■ Materials provided ■
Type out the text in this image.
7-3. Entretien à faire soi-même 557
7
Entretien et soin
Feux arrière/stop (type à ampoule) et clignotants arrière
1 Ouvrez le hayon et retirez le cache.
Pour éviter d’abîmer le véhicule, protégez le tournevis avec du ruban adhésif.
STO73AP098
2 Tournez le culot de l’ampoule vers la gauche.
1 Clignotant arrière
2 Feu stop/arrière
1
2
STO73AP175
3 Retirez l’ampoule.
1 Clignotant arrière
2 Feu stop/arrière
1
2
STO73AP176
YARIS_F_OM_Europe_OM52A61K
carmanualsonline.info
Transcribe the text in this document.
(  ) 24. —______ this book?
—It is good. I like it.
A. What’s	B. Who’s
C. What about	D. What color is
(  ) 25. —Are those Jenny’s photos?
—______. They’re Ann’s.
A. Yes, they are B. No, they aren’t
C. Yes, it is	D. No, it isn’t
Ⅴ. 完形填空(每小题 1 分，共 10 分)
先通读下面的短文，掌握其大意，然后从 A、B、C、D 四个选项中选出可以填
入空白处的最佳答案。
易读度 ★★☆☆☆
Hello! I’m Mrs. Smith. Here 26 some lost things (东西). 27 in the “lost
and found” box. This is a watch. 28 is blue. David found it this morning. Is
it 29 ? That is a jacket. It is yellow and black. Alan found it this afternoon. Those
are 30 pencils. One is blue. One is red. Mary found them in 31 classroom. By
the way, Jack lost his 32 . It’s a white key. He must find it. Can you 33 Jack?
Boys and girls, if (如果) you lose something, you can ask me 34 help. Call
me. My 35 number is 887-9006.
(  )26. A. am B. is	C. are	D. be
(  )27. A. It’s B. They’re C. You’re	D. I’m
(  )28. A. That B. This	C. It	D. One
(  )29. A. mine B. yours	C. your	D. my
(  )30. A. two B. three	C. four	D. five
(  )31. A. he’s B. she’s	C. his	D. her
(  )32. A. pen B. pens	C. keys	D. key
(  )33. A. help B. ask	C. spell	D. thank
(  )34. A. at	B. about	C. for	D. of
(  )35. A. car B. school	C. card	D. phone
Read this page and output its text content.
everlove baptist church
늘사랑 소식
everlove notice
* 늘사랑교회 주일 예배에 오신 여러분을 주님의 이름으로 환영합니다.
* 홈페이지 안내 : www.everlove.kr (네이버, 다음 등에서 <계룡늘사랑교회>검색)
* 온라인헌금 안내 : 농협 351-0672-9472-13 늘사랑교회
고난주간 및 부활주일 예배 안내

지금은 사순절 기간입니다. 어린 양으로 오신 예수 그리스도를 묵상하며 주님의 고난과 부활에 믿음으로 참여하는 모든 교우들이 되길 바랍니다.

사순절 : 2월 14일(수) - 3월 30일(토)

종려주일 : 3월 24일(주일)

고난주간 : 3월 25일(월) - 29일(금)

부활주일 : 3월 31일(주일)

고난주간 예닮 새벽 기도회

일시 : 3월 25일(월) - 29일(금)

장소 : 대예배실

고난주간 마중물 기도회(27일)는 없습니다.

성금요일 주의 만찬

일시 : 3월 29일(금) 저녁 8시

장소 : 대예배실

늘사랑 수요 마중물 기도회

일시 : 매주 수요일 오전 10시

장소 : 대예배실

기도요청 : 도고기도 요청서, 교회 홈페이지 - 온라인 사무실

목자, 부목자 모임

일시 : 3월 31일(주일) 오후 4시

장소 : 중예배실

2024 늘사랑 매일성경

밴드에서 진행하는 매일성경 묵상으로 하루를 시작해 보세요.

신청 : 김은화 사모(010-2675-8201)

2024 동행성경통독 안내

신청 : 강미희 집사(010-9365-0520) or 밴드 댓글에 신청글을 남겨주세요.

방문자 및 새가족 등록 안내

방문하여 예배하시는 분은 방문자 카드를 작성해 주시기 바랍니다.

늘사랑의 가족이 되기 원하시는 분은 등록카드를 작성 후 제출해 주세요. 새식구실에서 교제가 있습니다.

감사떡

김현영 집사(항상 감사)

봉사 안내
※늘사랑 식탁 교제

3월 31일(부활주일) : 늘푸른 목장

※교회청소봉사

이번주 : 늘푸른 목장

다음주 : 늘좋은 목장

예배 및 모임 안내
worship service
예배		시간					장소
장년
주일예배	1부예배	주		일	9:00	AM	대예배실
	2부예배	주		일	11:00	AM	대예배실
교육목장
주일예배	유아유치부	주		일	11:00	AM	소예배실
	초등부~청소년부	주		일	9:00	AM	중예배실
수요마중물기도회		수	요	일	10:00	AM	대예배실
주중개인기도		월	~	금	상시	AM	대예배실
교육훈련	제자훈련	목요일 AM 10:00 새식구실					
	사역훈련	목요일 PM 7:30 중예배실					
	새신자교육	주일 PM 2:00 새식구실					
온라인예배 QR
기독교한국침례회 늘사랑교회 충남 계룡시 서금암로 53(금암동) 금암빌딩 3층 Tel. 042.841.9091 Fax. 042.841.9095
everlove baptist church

■ Stated goal ■
Each line of the material above needs to be quoted exactly, please.

■ Exercise solution ■
Type out the text in this image.
7-3. Entretien à faire soi-même 557
7
Entretien et soin
Feux arrière/stop (type à ampoule) et clignotants arrière
1 Ouvrez le hayon et retirez le cache.
Pour éviter d’abîmer le véhicule, protégez le tournevis avec du ruban adhésif.
STO73AP098
2 Tournez le culot de l’ampoule vers la gauche.
1 Clignotant arrière
2 Feu stop/arrière
1
2
STO73AP175
3 Retirez l’ampoule.
1 Clignotant arrière
2 Feu stop/arrière
1
2
STO73AP176
YARIS_F_OM_Europe_OM52A61K
carmanualsonline.info
Transcribe the text in this document.
(  ) 24. —______ this book?
—It is good. I like it.
A. What’s	B. Who’s
C. What about	D. What color is
(  ) 25. —Are those Jenny’s photos?
—______. They’re Ann’s.
A. Yes, they are B. No, they aren’t
C. Yes, it is	D. No, it isn’t
Ⅴ. 完形填空(每小题 1 分，共 10 分)
先通读下面的短文，掌握其大意，然后从 A、B、C、D 四个选项中选出可以填
入空白处的最佳答案。
易读度 ★★☆☆☆
Hello! I’m Mrs. Smith. Here 26 some lost things (东西). 27 in the “lost
and found” box. This is a watch. 28 is blue. David found it this morning. Is
it 29 ? That is a jacket. It is yellow and black. Alan found it this afternoon. Those
are 30 pencils. One is blue. One is red. Mary found them in 31 classroom. By
the way, Jack lost his 32 . It’s a white key. He must find it. Can you 33 Jack?
Boys and girls, if (如果) you lose something, you can ask me 34 help. Call
me. My 35 number is 887-9006.
(  )26. A. am B. is	C. are	D. be
(  )27. A. It’s B. They’re C. You’re	D. I’m
(  )28. A. That B. This	C. It	D. One
(  )29. A. mine B. yours	C. your	D. my
(  )30. A. two B. three	C. four	D. five
(  )31. A. he’s B. she’s	C. his	D. her
(  )32. A. pen B. pens	C. keys	D. key
(  )33. A. help B. ask	C. spell	D. thank
(  )34. A. at	B. about	C. for	D. of
(  )35. A. car B. school	C. card	D. phone
Read this page and output its text content.
everlove baptist church
늘사랑 소식
everlove notice
* 늘사랑교회 주일 예배에 오신 여러분을 주님의 이름으로 환영합니다.
* 홈페이지 안내 : www.everlove.kr (네이버, 다음 등에서 <계룡늘사랑교회>검색)
* 온라인헌금 안내 : 농협 351-0672-9472-13 늘사랑교회
고난주간 및 부활주일 예배 안내

지금은 사순절 기간입니다. 어린 양으로 오신 예수 그리스도를 묵상하며 주님의 고난과 부활에 믿음으로 참여하는 모든 교우들이 되길 바랍니다.

사순절 : 2월 14일(수) - 3월 30일(토)

종려주일 : 3월 24일(주일)

고난주간 : 3월 25일(월) - 29일(금)

부활주일 : 3월 31일(주일)

고난주간 예닮 새벽 기도회

일시 : 3월 25일(월) - 29일(금)

장소 : 대예배실

고난주간 마중물 기도회(27일)는 없습니다.

성금요일 주의 만찬

일시 : 3월 29일(금) 저녁 8시

장소 : 대예배실

늘사랑 수요 마중물 기도회

일시 : 매주 수요일 오전 10시

장소 : 대예배실

기도요청 : 도고기도 요청서, 교회 홈페이지 - 온라인 사무실

목자, 부목자 모임

일시 : 3월 31일(주일) 오후 4시

장소 : 중예배실

2024 늘사랑 매일성경

밴드에서 진행하는 매일성경 묵상으로 하루를 시작해 보세요.

신청 : 김은화 사모(010-2675-8201)

2024 동행성경통독 안내

신청 : 강미희 집사(010-9365-0520) or 밴드 댓글에 신청글을 남겨주세요.

방문자 및 새가족 등록 안내

방문하여 예배하시는 분은 방문자 카드를 작성해 주시기 바랍니다.

늘사랑의 가족이 되기 원하시는 분은 등록카드를 작성 후 제출해 주세요. 새식구실에서 교제가 있습니다.

감사떡

김현영 집사(항상 감사)

봉사 안내
※늘사랑 식탁 교제

3월 31일(부활주일) : 늘푸른 목장

※교회청소봉사

이번주 : 늘푸른 목장

다음주 : 늘좋은 목장

예배 및 모임 안내
worship service
예배		시간					장소
장년
주일예배	1부예배	주		일	9:00	AM	대예배실
	2부예배	주		일	11:00	AM	대예배실
교육목장
주일예배	유아유치부	주		일	11:00	AM	소예배실
	초등부~청소년부	주		일	9:00	AM	중예배실
수요마중물기도회		수	요	일	10:00	AM	대예배실
주중개인기도		월	~	금	상시	AM	대예배실
교육훈련	제자훈련	목요일 AM 10:00 새식구실					
	사역훈련	목요일 PM 7:30 중예배실					
	새신자교육	주일 PM 2:00 새식구실					
온라인예배 QR
기독교한국침례회 늘사랑교회 충남 계룡시 서금암로 53(금암동) 금암빌딩 3층 Tel. 042.841.9091 Fax. 042.841.9095
everlove baptist church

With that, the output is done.